§ PROBLEM REQUIREMENTS:
Select all lines in the records that include "Hengelo".

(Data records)
+ + + +

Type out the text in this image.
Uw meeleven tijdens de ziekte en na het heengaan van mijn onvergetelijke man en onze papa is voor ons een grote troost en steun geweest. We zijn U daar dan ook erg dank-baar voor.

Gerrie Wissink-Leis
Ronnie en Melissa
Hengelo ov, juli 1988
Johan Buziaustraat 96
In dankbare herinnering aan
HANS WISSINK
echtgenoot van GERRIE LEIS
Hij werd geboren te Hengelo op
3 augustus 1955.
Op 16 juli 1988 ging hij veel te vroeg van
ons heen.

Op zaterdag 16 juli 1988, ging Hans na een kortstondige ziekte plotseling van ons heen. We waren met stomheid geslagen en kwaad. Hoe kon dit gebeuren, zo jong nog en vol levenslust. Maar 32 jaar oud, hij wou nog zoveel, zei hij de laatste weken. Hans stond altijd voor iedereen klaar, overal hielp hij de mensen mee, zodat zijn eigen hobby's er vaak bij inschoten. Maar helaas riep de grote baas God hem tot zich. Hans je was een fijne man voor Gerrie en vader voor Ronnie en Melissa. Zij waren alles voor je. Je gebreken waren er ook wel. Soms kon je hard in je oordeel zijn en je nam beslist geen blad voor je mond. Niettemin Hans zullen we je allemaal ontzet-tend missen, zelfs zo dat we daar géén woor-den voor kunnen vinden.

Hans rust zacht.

+ + + +

§ FINISHED TASK:
Hengelo ov, juli 1988
Hij werd geboren te Hengelo op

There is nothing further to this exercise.